YOUR INSTRUCTIONS: Restate each line word for word. Leave out every picture.

Data extracted from a collection
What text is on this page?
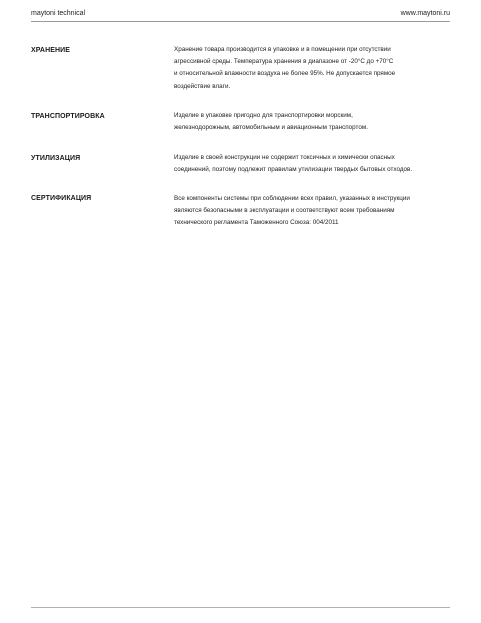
maytoni technical	www.maytoni.ru
ХРАНЕНИЕ	Хранение товара производится в упаковке и в помещении при отсутствии
агрессивной среды. Температура хранения в диапазоне от -20°С до +70°С
и относительной влажности воздуха не более 95%. Не допускается прямое
воздействие влаги.
ТРАНСПОРТИРОВКА	Изделие в упаковке пригодно для транспортировки морским,
железнодорожным, автомобильным и авиационным транспортом.
УТИЛИЗАЦИЯ	Изделие в своей конструкции не содержит токсичных и химически опасных
соединений, поэтому подлежит правилам утилизации твердых бытовых отходов.
СЕРТИФИКАЦИЯ	Все компоненты системы при соблюдении всех правил, указанных в инструкции
являются безопасными в эксплуатации и соответствуют всем требованиям
технического регламента Таможенного Союза: 004/2011
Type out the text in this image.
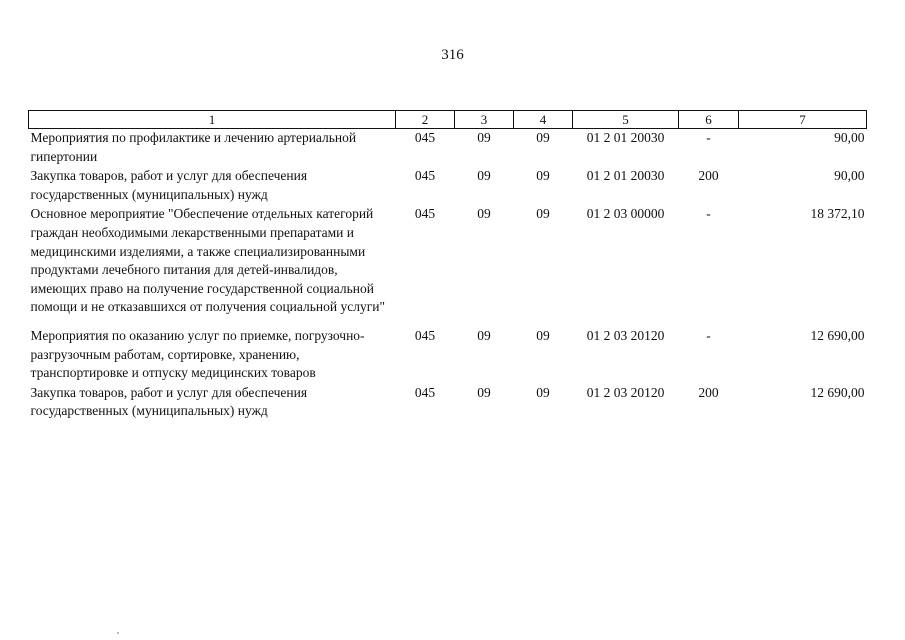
316
1	2	3	4	5	6	7
Мероприятия по профилактике и лечению артериальной гипертонии	045	09	09	01 2 01 20030	-	90,00
Закупка товаров, работ и услуг для обеспечения государственных (муниципальных) нужд	045	09	09	01 2 01 20030	200	90,00
Основное мероприятие "Обеспечение отдельных категорий граждан необходимыми лекарственными препаратами и медицинскими изделиями, а также специализированными продуктами лечебного питания для детей-инвалидов, имеющих право на получение государственной социальной помощи и не отказавшихся от получения социальной услуги"	045	09	09	01 2 03 00000	-	18 372,10
Мероприятия по оказанию услуг по приемке, погрузочно-разгрузочным работам, сортировке, хранению, транспортировке и отпуску медицинских товаров	045	09	09	01 2 03 20120	-	12 690,00
Закупка товаров, работ и услуг для обеспечения государственных (муниципальных) нужд	045	09	09	01 2 03 20120	200	12 690,00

CORRECT RESULT:
What text is on this page?
maytoni technical	www.maytoni.ru
ХРАНЕНИЕ	Хранение товара производится в упаковке и в помещении при отсутствии
агрессивной среды. Температура хранения в диапазоне от -20°С до +70°С
и относительной влажности воздуха не более 95%. Не допускается прямое
воздействие влаги.
ТРАНСПОРТИРОВКА	Изделие в упаковке пригодно для транспортировки морским,
железнодорожным, автомобильным и авиационным транспортом.
УТИЛИЗАЦИЯ	Изделие в своей конструкции не содержит токсичных и химически опасных
соединений, поэтому подлежит правилам утилизации твердых бытовых отходов.
СЕРТИФИКАЦИЯ	Все компоненты системы при соблюдении всех правил, указанных в инструкции
являются безопасными в эксплуатации и соответствуют всем требованиям
технического регламента Таможенного Союза: 004/2011
Type out the text in this image.
316
1	2	3	4	5	6	7
Мероприятия по профилактике и лечению артериальной гипертонии	045	09	09	01 2 01 20030	-	90,00
Закупка товаров, работ и услуг для обеспечения государственных (муниципальных) нужд	045	09	09	01 2 01 20030	200	90,00
Основное мероприятие "Обеспечение отдельных категорий граждан необходимыми лекарственными препаратами и медицинскими изделиями, а также специализированными продуктами лечебного питания для детей-инвалидов, имеющих право на получение государственной социальной помощи и не отказавшихся от получения социальной услуги"	045	09	09	01 2 03 00000	-	18 372,10
Мероприятия по оказанию услуг по приемке, погрузочно-разгрузочным работам, сортировке, хранению, транспортировке и отпуску медицинских товаров	045	09	09	01 2 03 20120	-	12 690,00
Закупка товаров, работ и услуг для обеспечения государственных (муниципальных) нужд	045	09	09	01 2 03 20120	200	12 690,00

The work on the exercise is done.